§ **WRITTEN EXERCISE**
Give the data again exactly as written, skipping any pictures.

============================================================

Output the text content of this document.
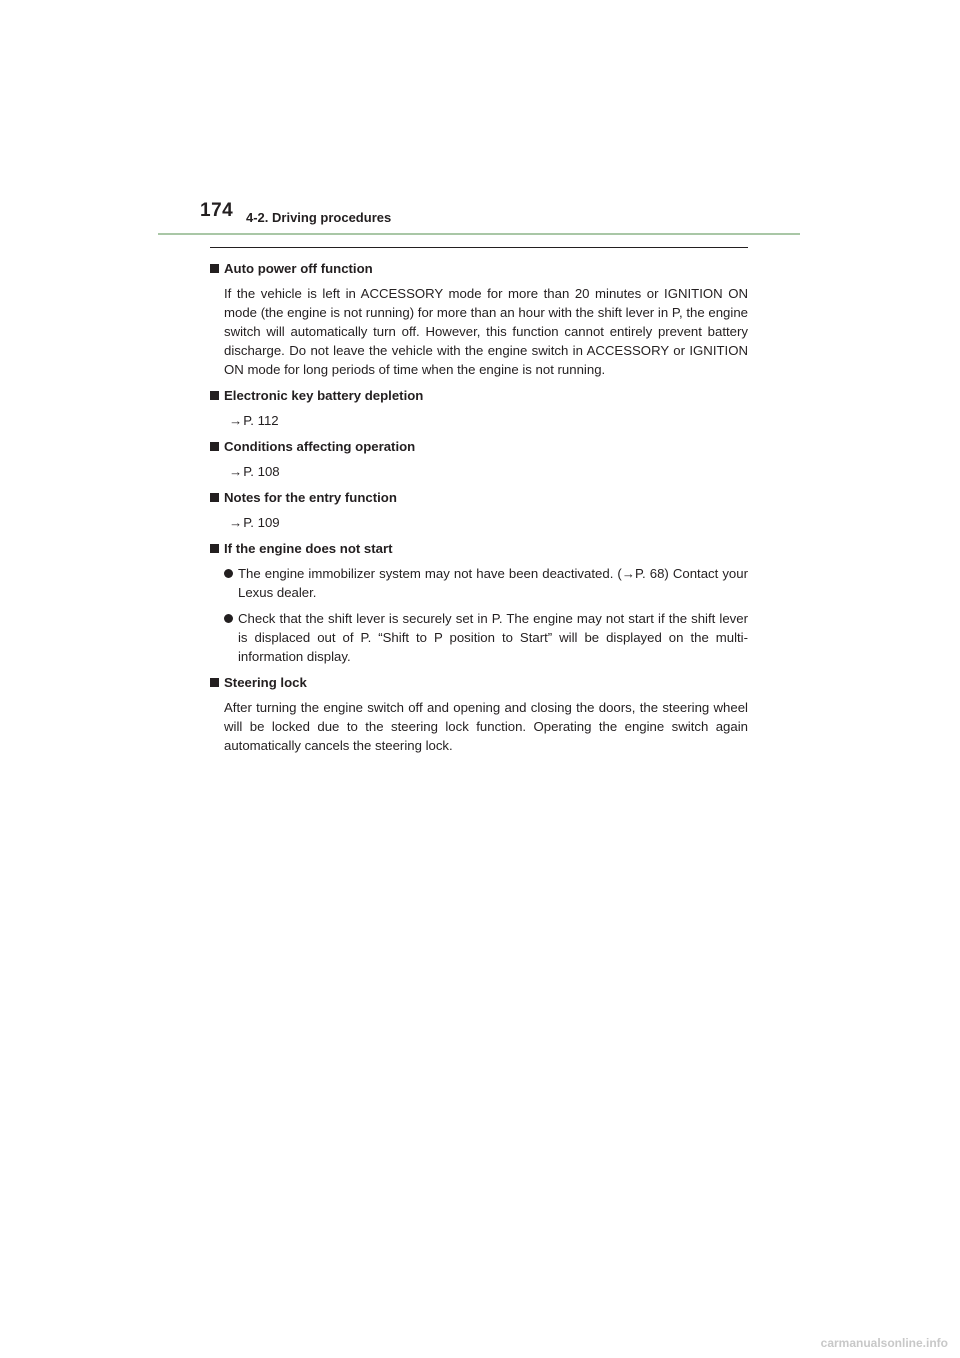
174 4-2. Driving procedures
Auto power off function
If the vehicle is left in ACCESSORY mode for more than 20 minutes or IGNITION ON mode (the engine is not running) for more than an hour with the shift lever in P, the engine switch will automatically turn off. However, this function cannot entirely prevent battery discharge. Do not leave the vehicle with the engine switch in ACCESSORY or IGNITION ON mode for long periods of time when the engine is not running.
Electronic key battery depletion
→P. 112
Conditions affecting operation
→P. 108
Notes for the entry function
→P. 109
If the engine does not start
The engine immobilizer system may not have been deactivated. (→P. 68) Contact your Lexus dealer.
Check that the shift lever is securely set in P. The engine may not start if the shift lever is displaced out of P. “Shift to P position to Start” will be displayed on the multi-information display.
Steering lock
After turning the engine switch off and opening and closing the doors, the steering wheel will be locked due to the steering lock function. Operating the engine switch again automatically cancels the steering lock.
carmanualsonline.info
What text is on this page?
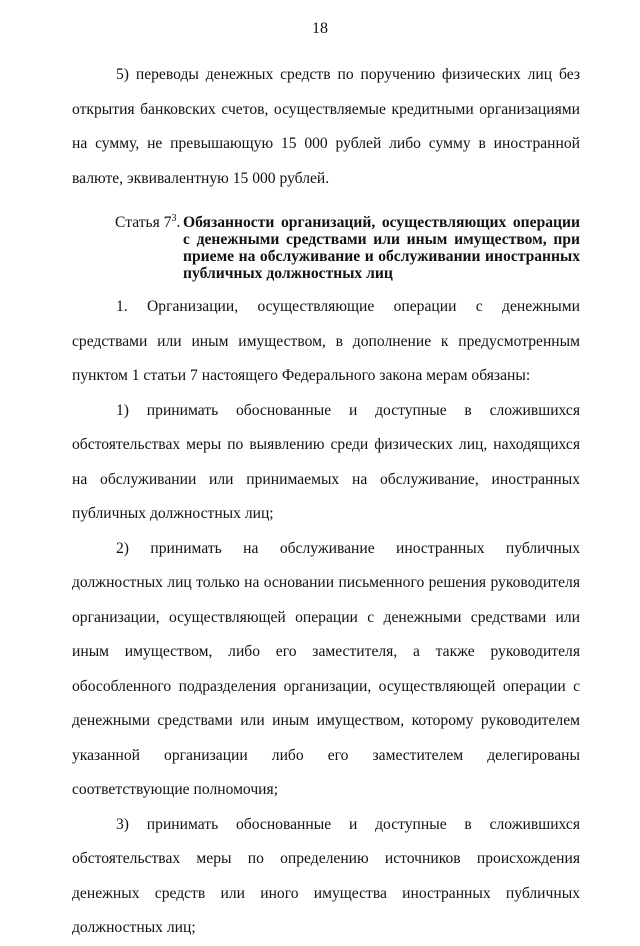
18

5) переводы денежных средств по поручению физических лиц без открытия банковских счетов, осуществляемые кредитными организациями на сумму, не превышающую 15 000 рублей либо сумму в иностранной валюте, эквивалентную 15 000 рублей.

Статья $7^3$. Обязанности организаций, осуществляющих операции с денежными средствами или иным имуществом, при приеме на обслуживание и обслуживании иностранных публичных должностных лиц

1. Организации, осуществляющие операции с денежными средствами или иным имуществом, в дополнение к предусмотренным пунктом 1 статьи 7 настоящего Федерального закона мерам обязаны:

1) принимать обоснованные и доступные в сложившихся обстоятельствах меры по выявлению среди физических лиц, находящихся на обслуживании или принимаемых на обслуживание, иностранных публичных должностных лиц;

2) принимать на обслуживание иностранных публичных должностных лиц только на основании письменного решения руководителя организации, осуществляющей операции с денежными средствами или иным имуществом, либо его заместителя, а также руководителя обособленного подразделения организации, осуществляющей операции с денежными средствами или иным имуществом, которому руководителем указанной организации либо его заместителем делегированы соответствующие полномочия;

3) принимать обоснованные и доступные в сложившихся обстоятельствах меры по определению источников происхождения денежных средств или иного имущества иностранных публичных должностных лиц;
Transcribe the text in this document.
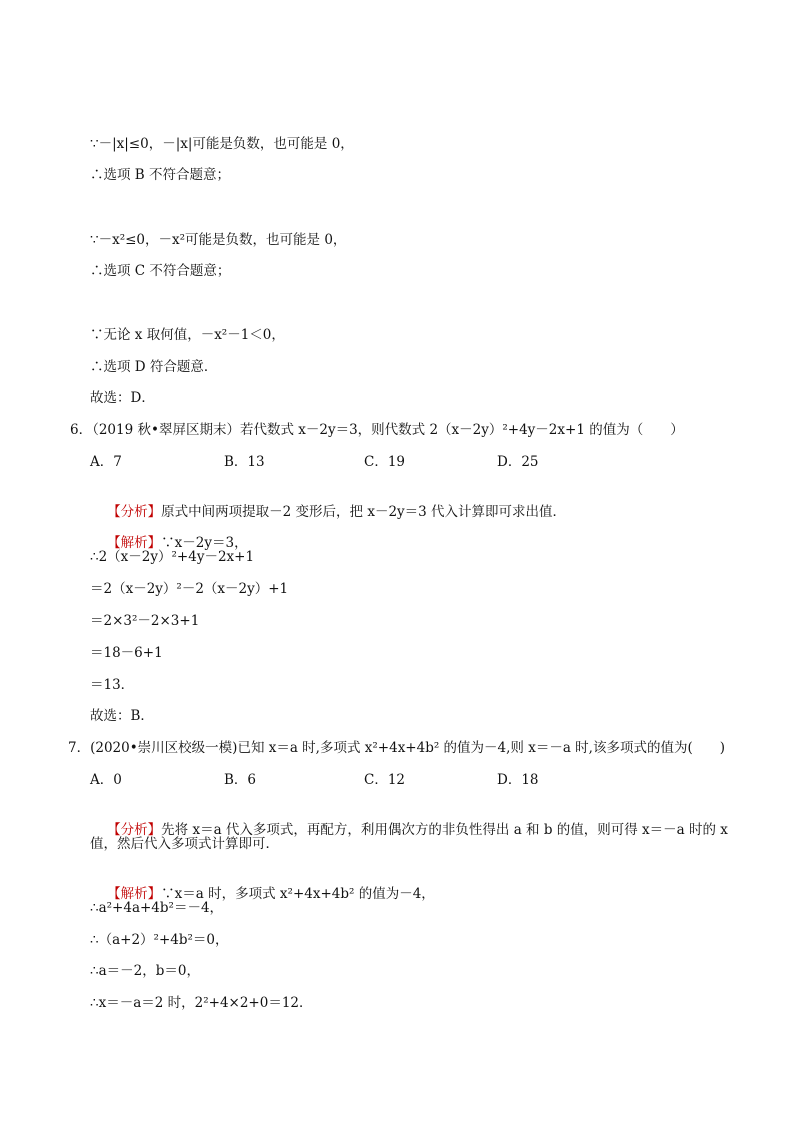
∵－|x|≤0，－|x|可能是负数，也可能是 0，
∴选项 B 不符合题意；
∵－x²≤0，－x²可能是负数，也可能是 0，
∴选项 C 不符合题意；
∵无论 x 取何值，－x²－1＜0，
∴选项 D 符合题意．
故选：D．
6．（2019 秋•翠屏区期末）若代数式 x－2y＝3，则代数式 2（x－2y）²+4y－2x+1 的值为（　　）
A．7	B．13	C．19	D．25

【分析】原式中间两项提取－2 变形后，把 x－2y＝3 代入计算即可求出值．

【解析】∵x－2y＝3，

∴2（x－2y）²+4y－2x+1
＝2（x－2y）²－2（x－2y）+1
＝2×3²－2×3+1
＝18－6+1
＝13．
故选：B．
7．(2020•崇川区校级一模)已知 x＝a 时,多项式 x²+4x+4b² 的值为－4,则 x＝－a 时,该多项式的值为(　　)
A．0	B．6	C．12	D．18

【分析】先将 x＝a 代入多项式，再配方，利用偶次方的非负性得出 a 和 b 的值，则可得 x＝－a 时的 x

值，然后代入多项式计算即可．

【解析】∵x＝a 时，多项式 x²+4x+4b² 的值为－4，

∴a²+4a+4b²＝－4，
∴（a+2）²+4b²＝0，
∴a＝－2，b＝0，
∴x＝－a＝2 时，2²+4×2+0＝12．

============================================================

§ **EXERCISE RESULT**
Output the text content of this document.
174 4-2. Driving procedures
Auto power off function
If the vehicle is left in ACCESSORY mode for more than 20 minutes or IGNITION ON mode (the engine is not running) for more than an hour with the shift lever in P, the engine switch will automatically turn off. However, this function cannot entirely prevent battery discharge. Do not leave the vehicle with the engine switch in ACCESSORY or IGNITION ON mode for long periods of time when the engine is not running.
Electronic key battery depletion
→P. 112
Conditions affecting operation
→P. 108
Notes for the entry function
→P. 109
If the engine does not start
The engine immobilizer system may not have been deactivated. (→P. 68) Contact your Lexus dealer.
Check that the shift lever is securely set in P. The engine may not start if the shift lever is displaced out of P. “Shift to P position to Start” will be displayed on the multi-information display.
Steering lock
After turning the engine switch off and opening and closing the doors, the steering wheel will be locked due to the steering lock function. Operating the engine switch again automatically cancels the steering lock.
carmanualsonline.info
What text is on this page?
18

5) переводы денежных средств по поручению физических лиц без открытия банковских счетов, осуществляемые кредитными организациями на сумму, не превышающую 15 000 рублей либо сумму в иностранной валюте, эквивалентную 15 000 рублей.

Статья $7^3$. Обязанности организаций, осуществляющих операции с денежными средствами или иным имуществом, при приеме на обслуживание и обслуживании иностранных публичных должностных лиц

1. Организации, осуществляющие операции с денежными средствами или иным имуществом, в дополнение к предусмотренным пунктом 1 статьи 7 настоящего Федерального закона мерам обязаны:

1) принимать обоснованные и доступные в сложившихся обстоятельствах меры по выявлению среди физических лиц, находящихся на обслуживании или принимаемых на обслуживание, иностранных публичных должностных лиц;

2) принимать на обслуживание иностранных публичных должностных лиц только на основании письменного решения руководителя организации, осуществляющей операции с денежными средствами или иным имуществом, либо его заместителя, а также руководителя обособленного подразделения организации, осуществляющей операции с денежными средствами или иным имуществом, которому руководителем указанной организации либо его заместителем делегированы соответствующие полномочия;

3) принимать обоснованные и доступные в сложившихся обстоятельствах меры по определению источников происхождения денежных средств или иного имущества иностранных публичных должностных лиц;
Transcribe the text in this document.
∵－|x|≤0，－|x|可能是负数，也可能是 0，
∴选项 B 不符合题意；
∵－x²≤0，－x²可能是负数，也可能是 0，
∴选项 C 不符合题意；
∵无论 x 取何值，－x²－1＜0，
∴选项 D 符合题意．
故选：D．
6．（2019 秋•翠屏区期末）若代数式 x－2y＝3，则代数式 2（x－2y）²+4y－2x+1 的值为（　　）
A．7	B．13	C．19	D．25

【分析】原式中间两项提取－2 变形后，把 x－2y＝3 代入计算即可求出值．

【解析】∵x－2y＝3，

∴2（x－2y）²+4y－2x+1
＝2（x－2y）²－2（x－2y）+1
＝2×3²－2×3+1
＝18－6+1
＝13．
故选：B．
7．(2020•崇川区校级一模)已知 x＝a 时,多项式 x²+4x+4b² 的值为－4,则 x＝－a 时,该多项式的值为(　　)
A．0	B．6	C．12	D．18

【分析】先将 x＝a 代入多项式，再配方，利用偶次方的非负性得出 a 和 b 的值，则可得 x＝－a 时的 x

值，然后代入多项式计算即可．

【解析】∵x＝a 时，多项式 x²+4x+4b² 的值为－4，

∴a²+4a+4b²＝－4，
∴（a+2）²+4b²＝0，
∴a＝－2，b＝0，
∴x＝－a＝2 时，2²+4×2+0＝12．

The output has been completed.